▶ _Written request A_: Decide whether each statement agrees with the patent excerpt, answering yes or no and quoting the words of the excerpt that settle it: (i) FIG. 3 is a circuit diagram of the antenna structure shown in FIG. 1; (ii) the drawings are drawn to scale; (iii) FIG. 7 is a graph of scattering parameters.

....

FIG. 2 is a perspective schematic diagram of the wireless communication device shown in FIG. 1.

FIG. 3 is a circuit diagram of the antenna structure shown in FIG. 1.

FIG. 4 is a schematic diagram of an electric current flow of the antenna structure shown in FIG. 3.

FIG. 5 is a circuit diagram of a first switching circuit of the antenna structure shown in FIG. 3.

FIG. 6 is a graph of scattering parameters of the antenna structure shown in FIG. 4.

FIG. 7 is a radiation efficiency diagram of the antenna structure shown in FIG. 4.

DETAILED DESCRIPTION

It will be appreciated that for simplicity and clarity of illustration, where appropriate, reference numerals have been repeated among the different figures to indicate corresponding or analogous elements. Additionally, numerous specific details are set forth in order to provide a thorough understanding of the embodiments described herein. However, it will be understood by those of ordinary skill in the art that the embodiments described herein can be practiced without these specific details. In other instances, methods, procedures and components have not been described in detail so as not to obscure the related relevant feature being described. The drawings are not necessarily to scale and the proportions of certain parts may be exaggerated to better illustrate details and features. The description is not to be considered as limiting the scope of the embodiments described herein.

....

▶ _Written request B_: In the entries, rewrite the stretch from the line containing "grid-cell[interactable] [1038, 192, 1054, 208]" through the line containing "grid-cell[interactable] [1184, 401, 1200, 417]", switching "interactable" to "clickable" and leaving all else unchanged.

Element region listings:
....

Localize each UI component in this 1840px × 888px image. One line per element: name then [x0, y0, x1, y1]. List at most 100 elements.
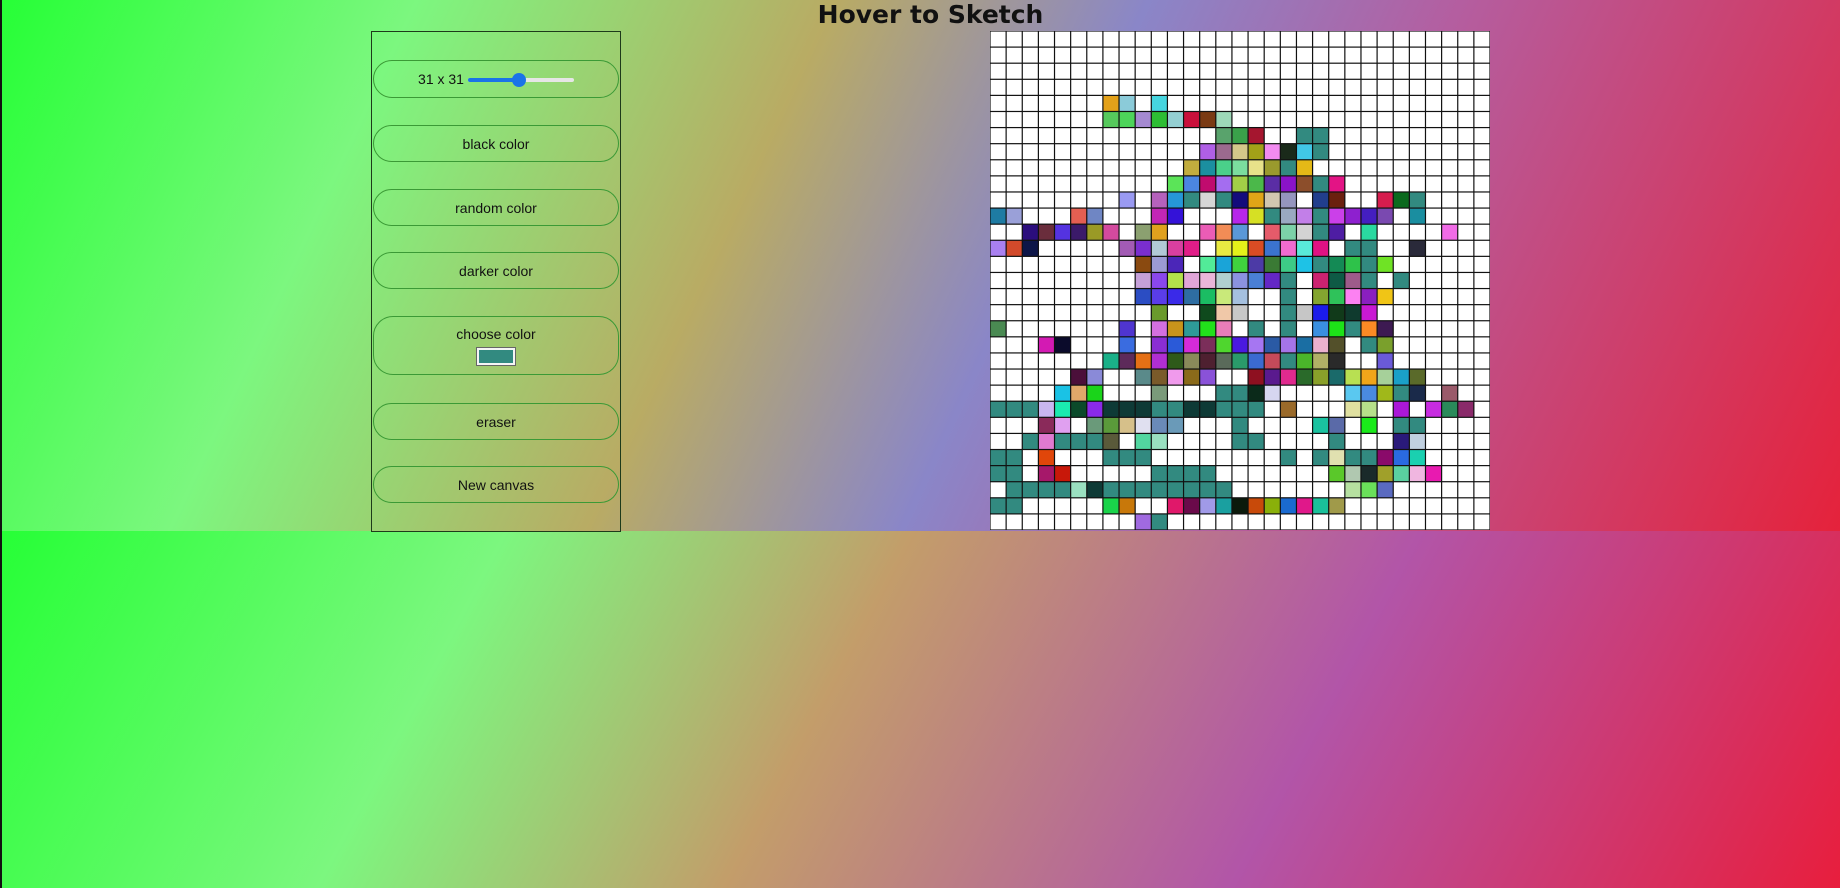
grid-cell[interactable] [1038, 192, 1054, 208]
grid-cell[interactable] [1200, 128, 1216, 144]
grid-cell[interactable] [1168, 224, 1183, 240]
grid-cell[interactable] [1442, 31, 1458, 47]
grid-cell[interactable] [1184, 401, 1200, 417]
grid-cell[interactable] [1087, 95, 1103, 111]
grid-cell[interactable] [1474, 256, 1490, 272]
grid-cell[interactable] [1216, 79, 1232, 95]
grid-cell[interactable] [1361, 176, 1377, 192]
grid-cell[interactable] [1377, 498, 1393, 514]
grid-cell[interactable] [1426, 95, 1442, 111]
grid-cell[interactable] [1264, 305, 1280, 321]
grid-cell[interactable] [1474, 224, 1490, 240]
grid-cell[interactable] [990, 434, 1006, 449]
grid-cell[interactable] [1071, 385, 1087, 401]
grid-cell[interactable] [1200, 417, 1216, 433]
grid-cell[interactable] [1087, 240, 1103, 256]
grid-cell[interactable] [1377, 144, 1393, 160]
grid-cell[interactable] [1135, 434, 1151, 449]
grid-cell[interactable] [1022, 208, 1038, 224]
grid-cell[interactable] [1313, 498, 1329, 514]
grid-cell[interactable] [1474, 353, 1490, 369]
grid-cell[interactable] [1280, 112, 1296, 127]
grid-cell[interactable] [1006, 401, 1022, 417]
grid-cell[interactable] [1168, 385, 1183, 401]
grid-cell[interactable] [1216, 450, 1232, 466]
grid-cell[interactable] [1280, 498, 1296, 514]
grid-cell[interactable] [1264, 385, 1280, 401]
grid-cell[interactable] [1216, 417, 1232, 433]
grid-cell[interactable] [1022, 112, 1038, 127]
grid-cell[interactable] [1377, 95, 1393, 111]
grid-cell[interactable] [1168, 256, 1183, 272]
grid-cell[interactable] [1361, 47, 1377, 63]
grid-cell[interactable] [1055, 385, 1071, 401]
grid-cell[interactable] [1280, 240, 1296, 256]
grid-cell[interactable] [1038, 31, 1054, 47]
grid-cell[interactable] [1071, 208, 1087, 224]
grid-cell[interactable] [1442, 385, 1458, 401]
grid-cell[interactable] [1329, 240, 1345, 256]
grid-cell[interactable] [1264, 482, 1280, 498]
grid-cell[interactable] [1006, 47, 1022, 63]
grid-cell[interactable] [1426, 289, 1442, 305]
grid-cell[interactable] [1426, 466, 1442, 482]
grid-cell[interactable] [1071, 417, 1087, 433]
grid-cell[interactable] [1409, 63, 1425, 79]
grid-cell[interactable] [1409, 128, 1425, 144]
grid-cell[interactable] [1458, 224, 1474, 240]
sketch-canvas[interactable] [990, 31, 1490, 530]
grid-cell[interactable] [1055, 79, 1071, 95]
grid-cell[interactable] [1151, 208, 1167, 224]
grid-cell[interactable] [1168, 305, 1183, 321]
grid-cell[interactable] [1184, 482, 1200, 498]
grid-cell[interactable] [1006, 79, 1022, 95]
grid-cell[interactable] [1393, 144, 1409, 160]
grid-cell[interactable] [1087, 112, 1103, 127]
grid-cell[interactable] [1345, 434, 1361, 449]
grid-cell[interactable] [1232, 224, 1248, 240]
grid-cell[interactable] [1151, 128, 1167, 144]
grid-cell[interactable] [1442, 128, 1458, 144]
grid-cell[interactable] [1409, 450, 1425, 466]
grid-cell[interactable] [1458, 144, 1474, 160]
grid-cell[interactable] [1329, 289, 1345, 305]
grid-cell[interactable] [1151, 192, 1167, 208]
grid-cell[interactable] [1442, 450, 1458, 466]
grid-cell[interactable] [1313, 353, 1329, 369]
grid-cell[interactable] [1216, 482, 1232, 498]
grid-cell[interactable] [1474, 369, 1490, 385]
grid-cell[interactable] [1361, 289, 1377, 305]
grid-cell[interactable] [1006, 385, 1022, 401]
grid-cell[interactable] [1135, 79, 1151, 95]
grid-cell[interactable] [1442, 498, 1458, 514]
grid-cell[interactable] [1200, 466, 1216, 482]
grid-cell[interactable] [1393, 353, 1409, 369]
grid-cell[interactable] [1426, 256, 1442, 272]
random-color-button[interactable]: random color [373, 189, 619, 226]
grid-cell[interactable] [1361, 514, 1377, 530]
grid-cell[interactable] [1409, 434, 1425, 449]
grid-cell[interactable] [1022, 401, 1038, 417]
grid-cell[interactable] [1087, 466, 1103, 482]
grid-cell[interactable] [990, 466, 1006, 482]
grid-cell[interactable] [1216, 385, 1232, 401]
grid-cell[interactable] [1264, 369, 1280, 385]
grid-cell[interactable] [1329, 160, 1345, 176]
grid-cell[interactable] [1442, 369, 1458, 385]
grid-cell[interactable] [1022, 224, 1038, 240]
grid-cell[interactable] [1280, 208, 1296, 224]
grid-cell[interactable] [1087, 192, 1103, 208]
grid-cell[interactable] [1297, 305, 1312, 321]
grid-cell[interactable] [1442, 224, 1458, 240]
grid-cell[interactable] [1038, 369, 1054, 385]
grid-cell[interactable] [1248, 63, 1264, 79]
grid-cell[interactable] [1426, 321, 1442, 337]
grid-cell[interactable] [1345, 176, 1361, 192]
grid-cell[interactable] [1151, 95, 1167, 111]
grid-cell[interactable] [1377, 224, 1393, 240]
grid-cell[interactable] [1216, 498, 1232, 514]
grid-cell[interactable] [1200, 514, 1216, 530]
grid-cell[interactable] [1038, 305, 1054, 321]
grid-cell[interactable] [1168, 79, 1183, 95]
grid-cell[interactable] [1409, 144, 1425, 160]
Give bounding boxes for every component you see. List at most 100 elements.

....

▶ _Expected answer A_:
(i) Yes: "FIG. 3 is a circuit diagram of the antenna structure shown in FIG. 1."
(ii) No: "The drawings are not necessarily to scale"
(iii) No: "FIG. 7 is a radiation efficiency diagram of the antenna structure shown in FIG. 4."

▶ _Expected answer B_:
grid-cell[clickable] [1038, 192, 1054, 208]
grid-cell[clickable] [1200, 128, 1216, 144]
grid-cell[clickable] [1168, 224, 1183, 240]
grid-cell[clickable] [1442, 31, 1458, 47]
grid-cell[clickable] [1184, 401, 1200, 417]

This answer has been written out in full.